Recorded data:
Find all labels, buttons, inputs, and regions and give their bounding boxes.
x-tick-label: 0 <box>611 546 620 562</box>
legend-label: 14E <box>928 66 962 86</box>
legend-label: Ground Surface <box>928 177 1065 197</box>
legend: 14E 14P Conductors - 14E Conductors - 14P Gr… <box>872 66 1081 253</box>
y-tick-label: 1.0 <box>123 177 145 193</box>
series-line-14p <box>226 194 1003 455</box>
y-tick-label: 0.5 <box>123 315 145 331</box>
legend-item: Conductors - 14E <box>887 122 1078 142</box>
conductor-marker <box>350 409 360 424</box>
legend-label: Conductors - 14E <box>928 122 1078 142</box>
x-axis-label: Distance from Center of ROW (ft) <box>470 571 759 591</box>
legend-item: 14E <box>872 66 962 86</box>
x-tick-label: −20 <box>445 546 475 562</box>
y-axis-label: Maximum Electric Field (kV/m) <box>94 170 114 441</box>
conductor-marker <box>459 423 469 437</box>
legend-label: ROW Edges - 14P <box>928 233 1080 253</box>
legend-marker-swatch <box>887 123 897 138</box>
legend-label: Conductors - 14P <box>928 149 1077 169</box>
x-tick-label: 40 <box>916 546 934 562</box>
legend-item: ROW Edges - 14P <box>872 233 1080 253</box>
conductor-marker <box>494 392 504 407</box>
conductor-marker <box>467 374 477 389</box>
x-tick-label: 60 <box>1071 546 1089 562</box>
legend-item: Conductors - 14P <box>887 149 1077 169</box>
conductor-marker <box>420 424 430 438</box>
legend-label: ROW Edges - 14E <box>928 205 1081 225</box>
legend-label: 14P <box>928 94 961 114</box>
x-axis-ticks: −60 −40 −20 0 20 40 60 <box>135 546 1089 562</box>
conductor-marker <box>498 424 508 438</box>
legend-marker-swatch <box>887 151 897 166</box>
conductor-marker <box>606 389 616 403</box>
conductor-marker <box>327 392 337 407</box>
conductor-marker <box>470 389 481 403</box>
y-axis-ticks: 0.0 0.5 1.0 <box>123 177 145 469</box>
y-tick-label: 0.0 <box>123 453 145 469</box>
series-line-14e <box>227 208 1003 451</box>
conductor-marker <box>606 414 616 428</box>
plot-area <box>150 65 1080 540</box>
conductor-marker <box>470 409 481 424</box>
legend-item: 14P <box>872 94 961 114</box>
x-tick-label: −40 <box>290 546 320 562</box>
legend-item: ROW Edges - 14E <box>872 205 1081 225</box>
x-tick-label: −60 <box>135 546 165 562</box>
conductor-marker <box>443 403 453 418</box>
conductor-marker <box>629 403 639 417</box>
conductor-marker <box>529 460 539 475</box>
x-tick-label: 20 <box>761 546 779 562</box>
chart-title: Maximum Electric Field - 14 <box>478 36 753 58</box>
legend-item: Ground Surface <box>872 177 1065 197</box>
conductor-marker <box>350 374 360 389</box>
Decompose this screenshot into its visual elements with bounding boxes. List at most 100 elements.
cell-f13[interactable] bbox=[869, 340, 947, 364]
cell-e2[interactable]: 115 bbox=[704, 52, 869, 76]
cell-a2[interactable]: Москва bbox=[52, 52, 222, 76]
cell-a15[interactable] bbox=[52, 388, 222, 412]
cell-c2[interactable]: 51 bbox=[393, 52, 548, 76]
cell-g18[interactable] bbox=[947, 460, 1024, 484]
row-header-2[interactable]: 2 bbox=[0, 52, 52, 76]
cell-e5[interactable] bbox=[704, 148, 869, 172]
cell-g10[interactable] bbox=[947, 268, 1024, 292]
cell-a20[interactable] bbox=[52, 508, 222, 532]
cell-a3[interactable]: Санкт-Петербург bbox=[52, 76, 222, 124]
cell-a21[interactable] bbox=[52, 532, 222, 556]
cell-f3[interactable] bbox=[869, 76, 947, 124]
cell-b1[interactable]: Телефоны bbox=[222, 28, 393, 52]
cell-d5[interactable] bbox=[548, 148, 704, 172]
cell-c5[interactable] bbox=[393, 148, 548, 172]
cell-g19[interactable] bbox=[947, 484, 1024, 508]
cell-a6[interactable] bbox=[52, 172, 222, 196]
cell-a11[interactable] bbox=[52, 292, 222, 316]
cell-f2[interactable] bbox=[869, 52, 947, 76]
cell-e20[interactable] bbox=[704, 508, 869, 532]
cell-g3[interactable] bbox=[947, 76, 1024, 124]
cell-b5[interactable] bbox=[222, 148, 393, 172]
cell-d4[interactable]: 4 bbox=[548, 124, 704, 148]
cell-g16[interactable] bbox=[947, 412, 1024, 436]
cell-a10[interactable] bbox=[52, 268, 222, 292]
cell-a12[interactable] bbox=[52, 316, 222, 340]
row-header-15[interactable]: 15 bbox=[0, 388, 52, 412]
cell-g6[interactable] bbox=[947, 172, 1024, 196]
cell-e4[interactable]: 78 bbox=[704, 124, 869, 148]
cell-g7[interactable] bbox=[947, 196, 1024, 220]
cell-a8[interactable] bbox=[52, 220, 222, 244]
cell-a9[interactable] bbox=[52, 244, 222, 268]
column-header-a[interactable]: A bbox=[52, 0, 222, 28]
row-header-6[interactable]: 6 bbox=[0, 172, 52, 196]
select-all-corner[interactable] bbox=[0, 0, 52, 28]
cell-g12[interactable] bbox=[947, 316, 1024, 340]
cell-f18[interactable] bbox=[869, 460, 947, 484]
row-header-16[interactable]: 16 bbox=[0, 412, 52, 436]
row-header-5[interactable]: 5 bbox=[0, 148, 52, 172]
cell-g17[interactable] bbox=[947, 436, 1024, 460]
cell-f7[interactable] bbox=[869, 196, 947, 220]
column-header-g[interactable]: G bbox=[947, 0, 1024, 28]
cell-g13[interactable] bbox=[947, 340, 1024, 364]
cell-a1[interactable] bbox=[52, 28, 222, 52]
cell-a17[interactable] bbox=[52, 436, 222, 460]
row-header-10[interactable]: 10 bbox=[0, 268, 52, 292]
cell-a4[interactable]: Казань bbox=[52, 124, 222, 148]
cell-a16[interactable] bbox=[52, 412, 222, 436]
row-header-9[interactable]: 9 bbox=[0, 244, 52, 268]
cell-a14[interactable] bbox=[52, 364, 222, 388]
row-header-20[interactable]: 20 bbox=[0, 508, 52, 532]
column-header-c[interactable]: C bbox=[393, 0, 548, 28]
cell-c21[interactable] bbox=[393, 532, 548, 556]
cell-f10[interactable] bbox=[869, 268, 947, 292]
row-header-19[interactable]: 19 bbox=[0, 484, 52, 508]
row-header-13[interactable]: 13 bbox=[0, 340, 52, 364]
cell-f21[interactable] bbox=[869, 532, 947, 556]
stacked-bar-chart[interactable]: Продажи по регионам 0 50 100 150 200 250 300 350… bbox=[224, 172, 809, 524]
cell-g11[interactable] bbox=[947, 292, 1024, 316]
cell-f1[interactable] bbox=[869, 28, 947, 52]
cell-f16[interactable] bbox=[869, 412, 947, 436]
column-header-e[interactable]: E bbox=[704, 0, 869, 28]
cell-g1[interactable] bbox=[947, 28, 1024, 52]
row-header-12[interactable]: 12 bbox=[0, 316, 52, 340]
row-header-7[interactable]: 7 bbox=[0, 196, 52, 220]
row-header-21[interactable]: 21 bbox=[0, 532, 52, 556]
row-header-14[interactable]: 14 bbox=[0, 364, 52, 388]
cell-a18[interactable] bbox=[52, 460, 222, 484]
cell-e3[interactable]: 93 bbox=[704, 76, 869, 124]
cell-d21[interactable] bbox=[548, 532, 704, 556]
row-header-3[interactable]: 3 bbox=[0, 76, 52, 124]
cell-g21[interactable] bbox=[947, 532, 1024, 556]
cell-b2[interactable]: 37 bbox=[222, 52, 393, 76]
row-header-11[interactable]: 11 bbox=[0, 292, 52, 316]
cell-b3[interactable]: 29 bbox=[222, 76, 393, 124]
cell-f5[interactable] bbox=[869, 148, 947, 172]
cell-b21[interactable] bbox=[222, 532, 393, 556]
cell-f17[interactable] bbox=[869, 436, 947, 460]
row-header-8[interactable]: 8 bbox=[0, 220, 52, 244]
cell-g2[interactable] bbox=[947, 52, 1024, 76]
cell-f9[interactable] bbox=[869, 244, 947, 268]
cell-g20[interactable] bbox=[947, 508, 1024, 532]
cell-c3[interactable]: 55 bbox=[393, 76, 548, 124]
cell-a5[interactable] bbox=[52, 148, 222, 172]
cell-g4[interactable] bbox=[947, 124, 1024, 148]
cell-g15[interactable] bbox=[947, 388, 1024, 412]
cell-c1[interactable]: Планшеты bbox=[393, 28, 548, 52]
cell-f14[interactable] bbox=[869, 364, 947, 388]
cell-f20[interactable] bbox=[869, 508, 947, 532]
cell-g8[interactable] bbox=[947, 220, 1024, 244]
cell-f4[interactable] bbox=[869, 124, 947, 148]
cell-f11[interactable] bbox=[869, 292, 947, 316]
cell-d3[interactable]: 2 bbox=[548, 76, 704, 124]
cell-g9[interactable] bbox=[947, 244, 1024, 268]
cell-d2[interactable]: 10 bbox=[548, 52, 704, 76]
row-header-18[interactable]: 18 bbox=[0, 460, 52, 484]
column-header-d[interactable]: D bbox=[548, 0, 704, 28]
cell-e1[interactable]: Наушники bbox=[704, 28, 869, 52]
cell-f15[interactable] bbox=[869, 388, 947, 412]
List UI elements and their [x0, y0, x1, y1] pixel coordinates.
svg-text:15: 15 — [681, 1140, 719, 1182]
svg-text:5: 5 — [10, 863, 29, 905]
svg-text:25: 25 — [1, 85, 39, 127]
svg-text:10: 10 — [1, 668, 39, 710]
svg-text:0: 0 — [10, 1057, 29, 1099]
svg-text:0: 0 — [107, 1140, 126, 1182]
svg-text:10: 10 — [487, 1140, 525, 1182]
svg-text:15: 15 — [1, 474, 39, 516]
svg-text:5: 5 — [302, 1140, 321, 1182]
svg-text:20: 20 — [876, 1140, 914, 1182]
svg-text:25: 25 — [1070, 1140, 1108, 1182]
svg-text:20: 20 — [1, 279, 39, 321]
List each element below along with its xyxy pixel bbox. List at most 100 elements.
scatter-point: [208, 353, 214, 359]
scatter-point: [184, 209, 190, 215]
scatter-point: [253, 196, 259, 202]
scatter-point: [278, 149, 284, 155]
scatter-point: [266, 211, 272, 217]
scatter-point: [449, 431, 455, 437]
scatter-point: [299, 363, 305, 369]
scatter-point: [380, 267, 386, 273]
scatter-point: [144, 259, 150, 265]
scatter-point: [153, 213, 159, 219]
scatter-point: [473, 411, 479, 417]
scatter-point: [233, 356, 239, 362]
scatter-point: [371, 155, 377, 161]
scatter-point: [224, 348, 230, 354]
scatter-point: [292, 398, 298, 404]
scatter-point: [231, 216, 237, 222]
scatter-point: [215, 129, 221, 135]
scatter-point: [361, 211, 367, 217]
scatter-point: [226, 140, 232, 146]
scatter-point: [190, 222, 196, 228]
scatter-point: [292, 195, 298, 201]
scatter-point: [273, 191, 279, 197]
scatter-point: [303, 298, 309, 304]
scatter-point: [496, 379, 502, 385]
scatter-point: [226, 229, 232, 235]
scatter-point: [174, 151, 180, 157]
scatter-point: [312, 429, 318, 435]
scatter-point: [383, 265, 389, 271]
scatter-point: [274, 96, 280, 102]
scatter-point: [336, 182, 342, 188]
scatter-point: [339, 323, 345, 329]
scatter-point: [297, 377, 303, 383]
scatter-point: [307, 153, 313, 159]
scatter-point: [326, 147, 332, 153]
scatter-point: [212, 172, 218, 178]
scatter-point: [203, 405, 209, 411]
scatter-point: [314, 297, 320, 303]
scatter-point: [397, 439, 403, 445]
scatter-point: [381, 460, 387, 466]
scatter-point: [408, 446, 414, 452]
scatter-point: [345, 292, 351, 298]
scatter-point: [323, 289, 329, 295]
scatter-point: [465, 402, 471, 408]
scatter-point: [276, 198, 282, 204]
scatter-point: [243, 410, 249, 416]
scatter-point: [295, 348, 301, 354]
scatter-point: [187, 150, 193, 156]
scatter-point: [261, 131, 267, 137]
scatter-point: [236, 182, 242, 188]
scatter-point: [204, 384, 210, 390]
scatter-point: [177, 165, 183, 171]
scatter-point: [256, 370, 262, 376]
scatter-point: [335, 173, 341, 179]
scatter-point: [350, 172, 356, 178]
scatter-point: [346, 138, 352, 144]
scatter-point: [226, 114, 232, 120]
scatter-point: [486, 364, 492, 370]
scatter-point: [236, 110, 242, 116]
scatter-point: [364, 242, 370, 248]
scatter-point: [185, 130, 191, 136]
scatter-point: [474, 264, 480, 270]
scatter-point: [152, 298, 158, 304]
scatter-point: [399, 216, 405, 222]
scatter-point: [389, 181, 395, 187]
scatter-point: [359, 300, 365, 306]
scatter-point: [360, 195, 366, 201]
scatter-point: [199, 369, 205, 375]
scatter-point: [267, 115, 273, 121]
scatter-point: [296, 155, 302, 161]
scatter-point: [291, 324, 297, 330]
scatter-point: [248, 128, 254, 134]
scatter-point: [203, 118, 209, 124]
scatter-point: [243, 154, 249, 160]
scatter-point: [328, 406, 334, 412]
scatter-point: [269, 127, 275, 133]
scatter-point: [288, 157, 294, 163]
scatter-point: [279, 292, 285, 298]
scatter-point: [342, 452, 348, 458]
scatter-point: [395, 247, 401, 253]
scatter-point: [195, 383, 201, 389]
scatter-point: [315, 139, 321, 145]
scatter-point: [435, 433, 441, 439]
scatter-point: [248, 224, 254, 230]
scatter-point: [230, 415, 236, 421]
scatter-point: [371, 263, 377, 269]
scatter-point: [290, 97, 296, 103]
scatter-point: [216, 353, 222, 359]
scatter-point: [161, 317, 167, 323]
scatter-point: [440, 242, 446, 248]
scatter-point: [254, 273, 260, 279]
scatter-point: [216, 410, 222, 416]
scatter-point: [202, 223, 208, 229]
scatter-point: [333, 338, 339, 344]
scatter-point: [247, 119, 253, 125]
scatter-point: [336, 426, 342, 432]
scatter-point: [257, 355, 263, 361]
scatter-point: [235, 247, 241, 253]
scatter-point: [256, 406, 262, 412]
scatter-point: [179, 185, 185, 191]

What you will do: Write out the lines from the start of the recorded data through the line that contains "legend-label: Ground Surface", including both ends, without changing anything.

Exercise result:
Find all labels, buttons, inputs, and regions and give their bounding boxes.
x-tick-label: 0 <box>611 546 620 562</box>
legend-label: 14E <box>928 66 962 86</box>
legend-label: Ground Surface <box>928 177 1065 197</box>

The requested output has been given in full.